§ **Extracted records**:

## start

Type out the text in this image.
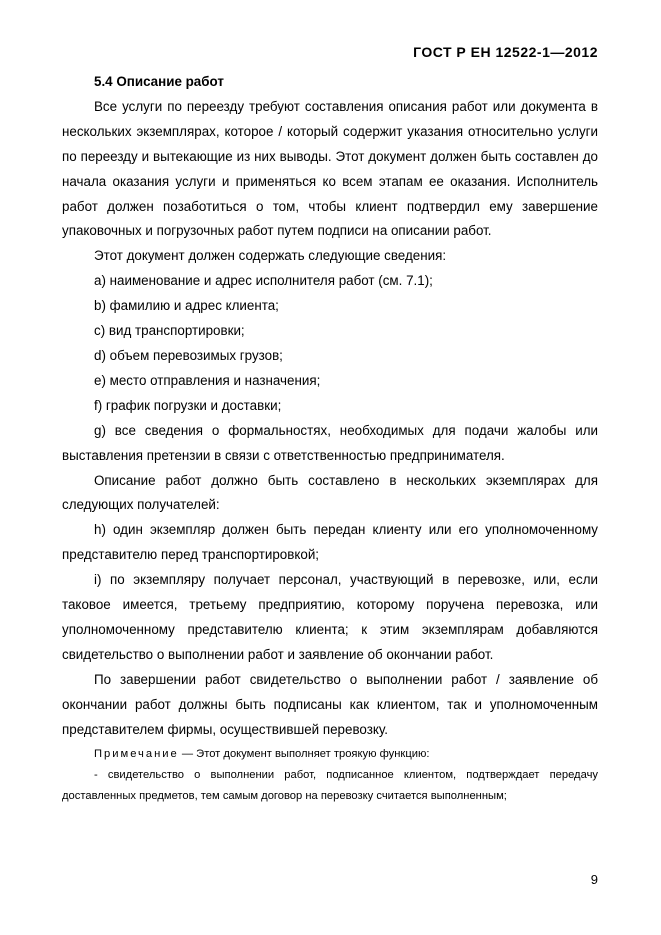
ГОСТ Р ЕН 12522-1—2012

5.4 Описание работ

Все услуги по переезду требуют составления описания работ или документа в нескольких экземплярах, которое / который содержит указания относительно услуги по переезду и вытекающие из них выводы. Этот документ должен быть составлен до начала оказания услуги и применяться ко всем этапам ее оказания. Исполнитель работ должен позаботиться о том, чтобы клиент подтвердил ему завершение упаковочных и погрузочных работ путем подписи на описании работ.

Этот документ должен содержать следующие сведения:

a) наименование и адрес исполнителя работ (см. 7.1);

b) фамилию и адрес клиента;

c) вид транспортировки;

d) объем перевозимых грузов;

e) место отправления и назначения;

f) график погрузки и доставки;

g) все сведения о формальностях, необходимых для подачи жалобы или выставления претензии в связи с ответственностью предпринимателя.

Описание работ должно быть составлено в нескольких экземплярах для следующих получателей:

h) один экземпляр должен быть передан клиенту или его уполномоченному представителю перед транспортировкой;

i) по экземпляру получает персонал, участвующий в перевозке, или, если таковое имеется, третьему предприятию, которому поручена перевозка, или уполномоченному представителю клиента; к этим экземплярам добавляются свидетельство о выполнении работ и заявление об окончании работ.

По завершении работ свидетельство о выполнении работ / заявление об окончании работ должны быть подписаны как клиентом, так и уполномоченным представителем фирмы, осуществившей перевозку.

Примечание — Этот документ выполняет троякую функцию:

- свидетельство о выполнении работ, подписанное клиентом, подтверждает передачу доставленных предметов, тем самым договор на перевозку считается выполненным;

9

## end

§ **Task**: Which lines in the listing above hold the word "клиента"? Show each of them.

§ **Task solution**:
b) фамилию и адрес клиента;
i) по экземпляру получает персонал, участвующий в перевозке, или, если таковое имеется, третьему предприятию, которому поручена перевозка, или уполномоченному представителю клиента; к этим экземплярам добавляются свидетельство о выполнении работ и заявление об окончании работ.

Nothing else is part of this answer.